OBJECTIVE:
In your copy, reproduce the entries exactly as they are, minus the images.

GIVEN DATA:

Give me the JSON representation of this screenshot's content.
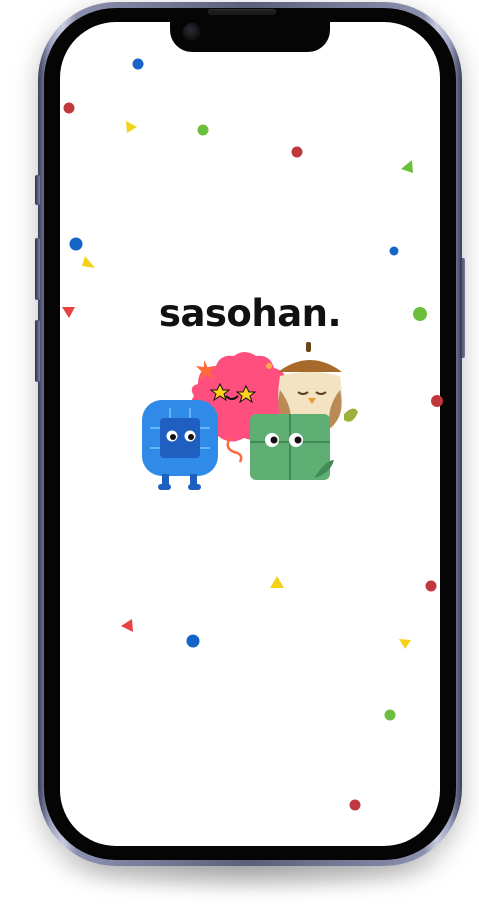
{
  "app": {
    "logo_text": "sasohan."
  },
  "mascots": [
    "blue-chip-monster",
    "pink-brain-monster",
    "owl-acorn-monster",
    "green-cube-monster"
  ],
  "colors": {
    "frame": "#8b90ae",
    "bezel": "#050505",
    "screen": "#ffffff",
    "logo": "#111111",
    "confetti_red": "#c0383e",
    "confetti_blue": "#1565c8",
    "confetti_green": "#6cbf3c",
    "confetti_yellow": "#f5d21a",
    "mascot_blue": "#2f8ae8",
    "mascot_pink": "#ff4f7f",
    "mascot_beige": "#f3e3c3",
    "mascot_green": "#5fae74"
  }
}
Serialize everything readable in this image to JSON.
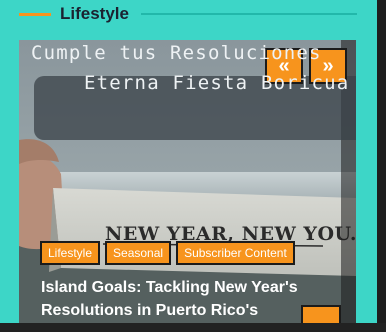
{
  "section": {
    "title": "Lifestyle"
  },
  "slider": {
    "banner_line1": "Cumple tus Resoluciones",
    "banner_line2": "Eterna Fiesta Boricua",
    "paper_text": "NEW YEAR, NEW YOU.",
    "prev_icon": "«",
    "next_icon": "»",
    "tags": [
      "Lifestyle",
      "Seasonal",
      "Subscriber Content"
    ],
    "post_title": "Island Goals: Tackling New Year's Resolutions in Puerto Rico's"
  },
  "scroll_top_icon": "︿",
  "colors": {
    "accent": "#f7941d",
    "widget_bg": "#3dd6c7",
    "heading": "#1b2230"
  }
}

OUTPUT OF THE TASK:
Give me the JSON representation of this screenshot's content.
{
  "app": {
    "logo_text": "sasohan."
  },
  "mascots": [
    "blue-chip-monster",
    "pink-brain-monster",
    "owl-acorn-monster",
    "green-cube-monster"
  ],
  "colors": {
    "frame": "#8b90ae",
    "bezel": "#050505",
    "screen": "#ffffff",
    "logo": "#111111",
    "confetti_red": "#c0383e",
    "confetti_blue": "#1565c8",
    "confetti_green": "#6cbf3c",
    "confetti_yellow": "#f5d21a",
    "mascot_blue": "#2f8ae8",
    "mascot_pink": "#ff4f7f",
    "mascot_beige": "#f3e3c3",
    "mascot_green": "#5fae74"
  }
}
Serialize everything readable in this image to JSON.
{
  "section": {
    "title": "Lifestyle"
  },
  "slider": {
    "banner_line1": "Cumple tus Resoluciones",
    "banner_line2": "Eterna Fiesta Boricua",
    "paper_text": "NEW YEAR, NEW YOU.",
    "prev_icon": "«",
    "next_icon": "»",
    "tags": [
      "Lifestyle",
      "Seasonal",
      "Subscriber Content"
    ],
    "post_title": "Island Goals: Tackling New Year's Resolutions in Puerto Rico's"
  },
  "scroll_top_icon": "︿",
  "colors": {
    "accent": "#f7941d",
    "widget_bg": "#3dd6c7",
    "heading": "#1b2230"
  }
}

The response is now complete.